=== Set exercise ===
Pictures do not belong in the copy; restate the records below word for word.
[Start]
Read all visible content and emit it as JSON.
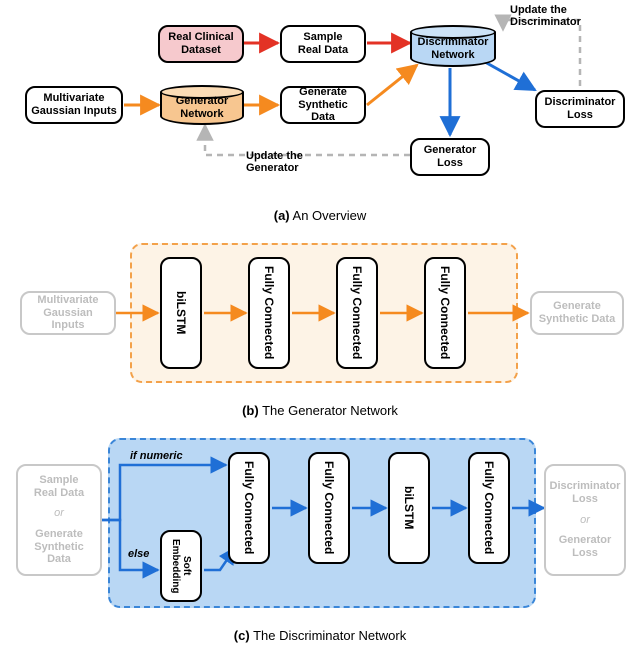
{
  "panel_a": {
    "caption_label": "(a)",
    "caption_text": "An Overview",
    "boxes": {
      "real_clinical_dataset": "Real Clinical\nDataset",
      "sample_real_data": "Sample\nReal Data",
      "discriminator_network": "Discriminator\nNetwork",
      "multivariate_gaussian_inputs": "Multivariate\nGaussian Inputs",
      "generator_network": "Generator\nNetwork",
      "generate_synthetic_data": "Generate\nSynthetic Data",
      "discriminator_loss": "Discriminator\nLoss",
      "generator_loss": "Generator\nLoss"
    },
    "annotations": {
      "update_discriminator": "Update the\nDiscriminator",
      "update_generator": "Update the\nGenerator"
    },
    "colors": {
      "pink": "#f6c9cd",
      "orange": "#f7c690",
      "blue": "#b9d7f4",
      "arrow_red": "#e33225",
      "arrow_orange": "#f58a1f",
      "arrow_blue": "#1f6fd6",
      "arrow_gray": "#b5b5b5"
    }
  },
  "panel_b": {
    "caption_label": "(b)",
    "caption_text": "The Generator Network",
    "input": "Multivariate\nGaussian Inputs",
    "layers": [
      "biLSTM",
      "Fully Connected",
      "Fully Connected",
      "Fully Connected"
    ],
    "output": "Generate\nSynthetic Data",
    "region_bg": "#fdf3e6",
    "region_border": "#f3a14a",
    "arrow_color": "#f58a1f"
  },
  "panel_c": {
    "caption_label": "(c)",
    "caption_text": "The Discriminator Network",
    "input_top": "Sample\nReal Data",
    "input_or": "or",
    "input_bottom": "Generate\nSynthetic Data",
    "branch_if": "if numeric",
    "branch_else": "else",
    "soft_embedding": "Soft Embedding",
    "layers": [
      "Fully Connected",
      "Fully Connected",
      "biLSTM",
      "Fully Connected"
    ],
    "output_top": "Discriminator\nLoss",
    "output_or": "or",
    "output_bottom": "Generator\nLoss",
    "region_bg": "#b9d7f4",
    "region_border": "#3a86d8",
    "arrow_color": "#1f6fd6"
  }
}
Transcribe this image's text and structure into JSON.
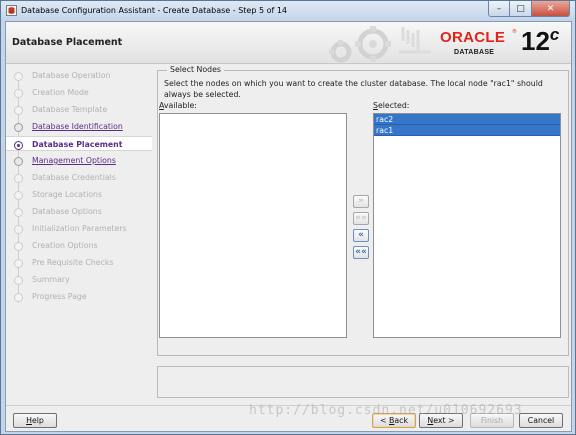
{
  "window": {
    "title": "Database Configuration Assistant - Create Database - Step 5 of 14",
    "controls": {
      "minimize": "–",
      "maximize": "□",
      "close": "✕"
    }
  },
  "header": {
    "title": "Database Placement",
    "logo": {
      "brand": "ORACLE",
      "product": "DATABASE",
      "version": "12",
      "version_suffix": "c",
      "registered": "®"
    }
  },
  "steps": [
    {
      "label": "Database Operation",
      "state": "disabled"
    },
    {
      "label": "Creation Mode",
      "state": "disabled"
    },
    {
      "label": "Database Template",
      "state": "disabled"
    },
    {
      "label": "Database Identification",
      "state": "link"
    },
    {
      "label": "Database Placement",
      "state": "current"
    },
    {
      "label": "Management Options",
      "state": "link"
    },
    {
      "label": "Database Credentials",
      "state": "disabled"
    },
    {
      "label": "Storage Locations",
      "state": "disabled"
    },
    {
      "label": "Database Options",
      "state": "disabled"
    },
    {
      "label": "Initialization Parameters",
      "state": "disabled"
    },
    {
      "label": "Creation Options",
      "state": "disabled"
    },
    {
      "label": "Pre Requisite Checks",
      "state": "disabled"
    },
    {
      "label": "Summary",
      "state": "disabled"
    },
    {
      "label": "Progress Page",
      "state": "disabled"
    }
  ],
  "select_nodes": {
    "legend": "Select Nodes",
    "instruction": "Select the nodes on which you want to create the cluster database. The local node \"rac1\" should always be selected.",
    "available_label_mnemonic": "A",
    "available_label_rest": "vailable:",
    "available_items": [],
    "selected_label_mnemonic": "S",
    "selected_label_rest": "elected:",
    "selected_items": [
      "rac2",
      "rac1"
    ]
  },
  "movers": [
    {
      "name": "move-right-button",
      "glyph": "»",
      "enabled": false
    },
    {
      "name": "move-all-right-button",
      "glyph": "»»",
      "enabled": false
    },
    {
      "name": "move-left-button",
      "glyph": "«",
      "enabled": true
    },
    {
      "name": "move-all-left-button",
      "glyph": "««",
      "enabled": true
    }
  ],
  "footer": {
    "help_mnemonic": "H",
    "help_rest": "elp",
    "back_prefix": "< ",
    "back_mnemonic": "B",
    "back_rest": "ack",
    "next_mnemonic": "N",
    "next_rest": "ext >",
    "finish_label": "Finish",
    "cancel_label": "Cancel"
  },
  "watermark": "http://blog.csdn.net/u010692693"
}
[End]
=== Solved exercise ===
Read all visible content and emit it as JSON.
{
  "panel_a": {
    "caption_label": "(a)",
    "caption_text": "An Overview",
    "boxes": {
      "real_clinical_dataset": "Real Clinical\nDataset",
      "sample_real_data": "Sample\nReal Data",
      "discriminator_network": "Discriminator\nNetwork",
      "multivariate_gaussian_inputs": "Multivariate\nGaussian Inputs",
      "generator_network": "Generator\nNetwork",
      "generate_synthetic_data": "Generate\nSynthetic Data",
      "discriminator_loss": "Discriminator\nLoss",
      "generator_loss": "Generator\nLoss"
    },
    "annotations": {
      "update_discriminator": "Update the\nDiscriminator",
      "update_generator": "Update the\nGenerator"
    },
    "colors": {
      "pink": "#f6c9cd",
      "orange": "#f7c690",
      "blue": "#b9d7f4",
      "arrow_red": "#e33225",
      "arrow_orange": "#f58a1f",
      "arrow_blue": "#1f6fd6",
      "arrow_gray": "#b5b5b5"
    }
  },
  "panel_b": {
    "caption_label": "(b)",
    "caption_text": "The Generator Network",
    "input": "Multivariate\nGaussian Inputs",
    "layers": [
      "biLSTM",
      "Fully Connected",
      "Fully Connected",
      "Fully Connected"
    ],
    "output": "Generate\nSynthetic Data",
    "region_bg": "#fdf3e6",
    "region_border": "#f3a14a",
    "arrow_color": "#f58a1f"
  },
  "panel_c": {
    "caption_label": "(c)",
    "caption_text": "The Discriminator Network",
    "input_top": "Sample\nReal Data",
    "input_or": "or",
    "input_bottom": "Generate\nSynthetic Data",
    "branch_if": "if numeric",
    "branch_else": "else",
    "soft_embedding": "Soft Embedding",
    "layers": [
      "Fully Connected",
      "Fully Connected",
      "biLSTM",
      "Fully Connected"
    ],
    "output_top": "Discriminator\nLoss",
    "output_or": "or",
    "output_bottom": "Generator\nLoss",
    "region_bg": "#b9d7f4",
    "region_border": "#3a86d8",
    "arrow_color": "#1f6fd6"
  }
}
Transcribe this image's text and structure into JSON.
{
  "window": {
    "title": "Database Configuration Assistant - Create Database - Step 5 of 14",
    "controls": {
      "minimize": "–",
      "maximize": "□",
      "close": "✕"
    }
  },
  "header": {
    "title": "Database Placement",
    "logo": {
      "brand": "ORACLE",
      "product": "DATABASE",
      "version": "12",
      "version_suffix": "c",
      "registered": "®"
    }
  },
  "steps": [
    {
      "label": "Database Operation",
      "state": "disabled"
    },
    {
      "label": "Creation Mode",
      "state": "disabled"
    },
    {
      "label": "Database Template",
      "state": "disabled"
    },
    {
      "label": "Database Identification",
      "state": "link"
    },
    {
      "label": "Database Placement",
      "state": "current"
    },
    {
      "label": "Management Options",
      "state": "link"
    },
    {
      "label": "Database Credentials",
      "state": "disabled"
    },
    {
      "label": "Storage Locations",
      "state": "disabled"
    },
    {
      "label": "Database Options",
      "state": "disabled"
    },
    {
      "label": "Initialization Parameters",
      "state": "disabled"
    },
    {
      "label": "Creation Options",
      "state": "disabled"
    },
    {
      "label": "Pre Requisite Checks",
      "state": "disabled"
    },
    {
      "label": "Summary",
      "state": "disabled"
    },
    {
      "label": "Progress Page",
      "state": "disabled"
    }
  ],
  "select_nodes": {
    "legend": "Select Nodes",
    "instruction": "Select the nodes on which you want to create the cluster database. The local node \"rac1\" should always be selected.",
    "available_label_mnemonic": "A",
    "available_label_rest": "vailable:",
    "available_items": [],
    "selected_label_mnemonic": "S",
    "selected_label_rest": "elected:",
    "selected_items": [
      "rac2",
      "rac1"
    ]
  },
  "movers": [
    {
      "name": "move-right-button",
      "glyph": "»",
      "enabled": false
    },
    {
      "name": "move-all-right-button",
      "glyph": "»»",
      "enabled": false
    },
    {
      "name": "move-left-button",
      "glyph": "«",
      "enabled": true
    },
    {
      "name": "move-all-left-button",
      "glyph": "««",
      "enabled": true
    }
  ],
  "footer": {
    "help_mnemonic": "H",
    "help_rest": "elp",
    "back_prefix": "< ",
    "back_mnemonic": "B",
    "back_rest": "ack",
    "next_mnemonic": "N",
    "next_rest": "ext >",
    "finish_label": "Finish",
    "cancel_label": "Cancel"
  },
  "watermark": "http://blog.csdn.net/u010692693"
}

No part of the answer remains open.